EXERCISE OBJECTIVE ▸ Pick out all lines in the listing holding the string "ylabel" and copy them.

THE DATA ▸
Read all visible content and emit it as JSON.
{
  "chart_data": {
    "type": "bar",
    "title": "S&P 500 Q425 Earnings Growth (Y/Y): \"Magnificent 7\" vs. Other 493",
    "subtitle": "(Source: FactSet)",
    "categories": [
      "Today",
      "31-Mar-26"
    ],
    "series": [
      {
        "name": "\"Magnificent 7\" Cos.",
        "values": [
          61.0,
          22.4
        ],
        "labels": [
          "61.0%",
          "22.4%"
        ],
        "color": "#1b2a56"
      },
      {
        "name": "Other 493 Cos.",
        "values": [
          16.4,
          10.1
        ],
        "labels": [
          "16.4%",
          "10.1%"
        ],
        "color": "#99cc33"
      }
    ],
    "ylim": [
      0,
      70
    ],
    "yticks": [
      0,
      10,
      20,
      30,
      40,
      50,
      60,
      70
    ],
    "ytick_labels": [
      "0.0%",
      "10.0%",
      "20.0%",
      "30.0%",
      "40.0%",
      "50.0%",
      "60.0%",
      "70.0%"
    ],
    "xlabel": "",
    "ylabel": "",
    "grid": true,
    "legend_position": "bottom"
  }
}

--

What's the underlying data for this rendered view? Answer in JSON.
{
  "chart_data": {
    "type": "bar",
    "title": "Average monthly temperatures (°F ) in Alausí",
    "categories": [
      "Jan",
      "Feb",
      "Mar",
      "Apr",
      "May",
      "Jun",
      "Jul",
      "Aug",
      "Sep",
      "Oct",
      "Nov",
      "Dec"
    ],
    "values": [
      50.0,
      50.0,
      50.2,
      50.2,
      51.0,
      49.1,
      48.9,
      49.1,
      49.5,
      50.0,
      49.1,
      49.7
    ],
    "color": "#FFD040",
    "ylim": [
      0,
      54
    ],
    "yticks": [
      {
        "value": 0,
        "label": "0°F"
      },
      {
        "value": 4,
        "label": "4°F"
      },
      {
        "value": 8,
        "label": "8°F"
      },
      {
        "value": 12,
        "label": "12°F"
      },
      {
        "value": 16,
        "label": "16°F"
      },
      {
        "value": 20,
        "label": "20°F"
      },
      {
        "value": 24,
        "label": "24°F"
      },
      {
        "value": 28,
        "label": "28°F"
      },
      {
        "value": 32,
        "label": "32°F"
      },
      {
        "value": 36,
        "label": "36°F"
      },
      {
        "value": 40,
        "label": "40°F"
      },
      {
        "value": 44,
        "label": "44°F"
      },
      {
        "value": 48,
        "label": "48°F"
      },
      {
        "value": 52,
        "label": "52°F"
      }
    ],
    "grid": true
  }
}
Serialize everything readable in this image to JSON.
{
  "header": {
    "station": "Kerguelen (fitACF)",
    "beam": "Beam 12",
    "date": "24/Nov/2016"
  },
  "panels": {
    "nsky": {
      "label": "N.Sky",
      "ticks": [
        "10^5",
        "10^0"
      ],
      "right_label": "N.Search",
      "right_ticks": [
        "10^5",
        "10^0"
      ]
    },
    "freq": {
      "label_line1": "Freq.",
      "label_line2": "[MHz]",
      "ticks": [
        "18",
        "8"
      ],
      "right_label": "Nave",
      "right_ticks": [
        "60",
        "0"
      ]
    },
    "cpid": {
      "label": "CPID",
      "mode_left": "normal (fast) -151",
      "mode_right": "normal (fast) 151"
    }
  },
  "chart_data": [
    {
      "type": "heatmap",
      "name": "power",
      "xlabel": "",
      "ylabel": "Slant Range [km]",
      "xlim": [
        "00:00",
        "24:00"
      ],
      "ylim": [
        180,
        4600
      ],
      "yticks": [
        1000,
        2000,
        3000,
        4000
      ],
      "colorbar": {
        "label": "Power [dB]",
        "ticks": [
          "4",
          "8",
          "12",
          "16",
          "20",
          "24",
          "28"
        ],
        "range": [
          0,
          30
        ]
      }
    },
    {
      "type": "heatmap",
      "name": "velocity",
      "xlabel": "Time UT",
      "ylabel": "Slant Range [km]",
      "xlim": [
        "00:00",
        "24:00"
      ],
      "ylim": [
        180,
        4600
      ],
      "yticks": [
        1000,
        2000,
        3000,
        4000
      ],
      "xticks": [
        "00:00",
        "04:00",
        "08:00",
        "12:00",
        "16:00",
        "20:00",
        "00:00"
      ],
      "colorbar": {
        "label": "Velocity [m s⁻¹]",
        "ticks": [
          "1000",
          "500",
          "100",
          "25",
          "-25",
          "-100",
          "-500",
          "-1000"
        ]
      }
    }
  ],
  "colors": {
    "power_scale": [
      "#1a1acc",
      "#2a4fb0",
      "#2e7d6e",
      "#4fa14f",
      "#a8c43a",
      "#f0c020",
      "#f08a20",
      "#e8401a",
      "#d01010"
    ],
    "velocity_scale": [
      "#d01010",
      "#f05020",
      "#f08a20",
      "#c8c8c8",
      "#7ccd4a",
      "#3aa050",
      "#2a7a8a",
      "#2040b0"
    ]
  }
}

==

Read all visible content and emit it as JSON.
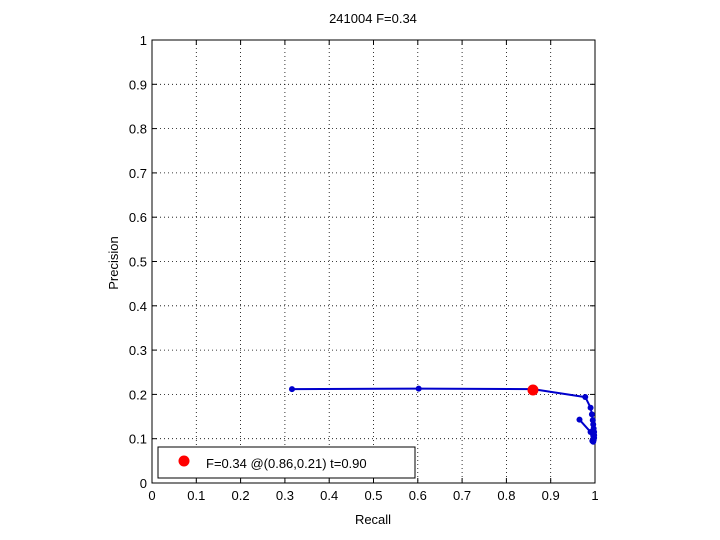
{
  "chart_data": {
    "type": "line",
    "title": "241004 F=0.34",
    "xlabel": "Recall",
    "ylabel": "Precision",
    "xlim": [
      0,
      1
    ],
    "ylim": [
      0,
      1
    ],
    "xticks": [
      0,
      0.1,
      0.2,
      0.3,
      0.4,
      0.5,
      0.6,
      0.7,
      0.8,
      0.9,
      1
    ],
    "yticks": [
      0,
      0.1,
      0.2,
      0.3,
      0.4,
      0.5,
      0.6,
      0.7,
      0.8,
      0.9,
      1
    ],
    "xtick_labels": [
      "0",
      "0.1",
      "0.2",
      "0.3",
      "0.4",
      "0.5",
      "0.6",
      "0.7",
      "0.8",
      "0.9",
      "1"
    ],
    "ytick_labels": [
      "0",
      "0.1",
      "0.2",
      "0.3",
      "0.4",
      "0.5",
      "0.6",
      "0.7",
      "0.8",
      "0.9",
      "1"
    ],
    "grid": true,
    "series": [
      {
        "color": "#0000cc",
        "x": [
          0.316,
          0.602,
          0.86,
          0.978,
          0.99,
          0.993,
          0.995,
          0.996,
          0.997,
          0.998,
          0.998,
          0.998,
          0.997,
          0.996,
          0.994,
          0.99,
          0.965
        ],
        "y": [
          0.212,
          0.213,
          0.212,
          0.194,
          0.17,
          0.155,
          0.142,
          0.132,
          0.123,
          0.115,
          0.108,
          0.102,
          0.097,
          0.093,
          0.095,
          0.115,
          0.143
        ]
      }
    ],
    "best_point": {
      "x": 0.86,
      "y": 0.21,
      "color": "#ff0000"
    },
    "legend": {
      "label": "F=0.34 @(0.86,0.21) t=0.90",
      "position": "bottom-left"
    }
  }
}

EXPECTED OUTPUT ▸
    "ylabel": "",
      "ylabel": "Slant Range [km]",
      "ylabel": "Slant Range [km]",
    "ylabel": "Precision",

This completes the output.